# start of Entries provided

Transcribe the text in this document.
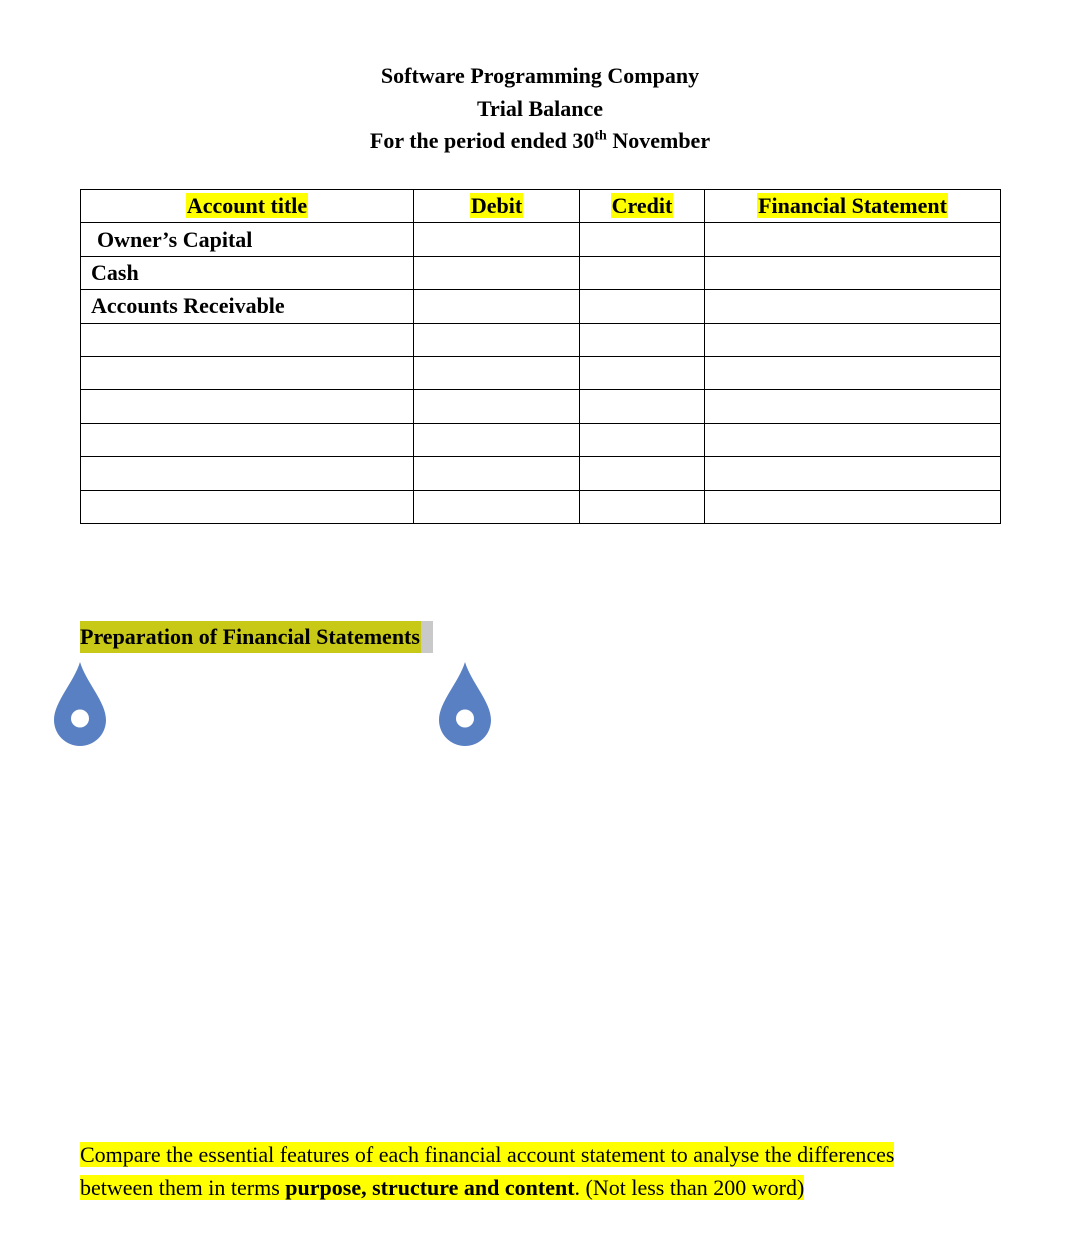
Software Programming Company
Trial Balance
For the period ended 30th November
Account title	Debit	Credit	Financial Statement
Owner’s Capital			
Cash			
Accounts Receivable			

Preparation of Financial Statements
Compare the essential features of each financial account statement to analyse the differences
between them in terms purpose, structure and content. (Not less than 200 word)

# end of Entries provided

**The exercise:** A faithful copy of the records above is needed, with the pictures left out.

**Task result:**
Transcribe the text in this document.
Software Programming Company
Trial Balance
For the period ended 30th November
Account title	Debit	Credit	Financial Statement
Owner’s Capital			
Cash			
Accounts Receivable			

Preparation of Financial Statements
Compare the essential features of each financial account statement to analyse the differences
between them in terms purpose, structure and content. (Not less than 200 word)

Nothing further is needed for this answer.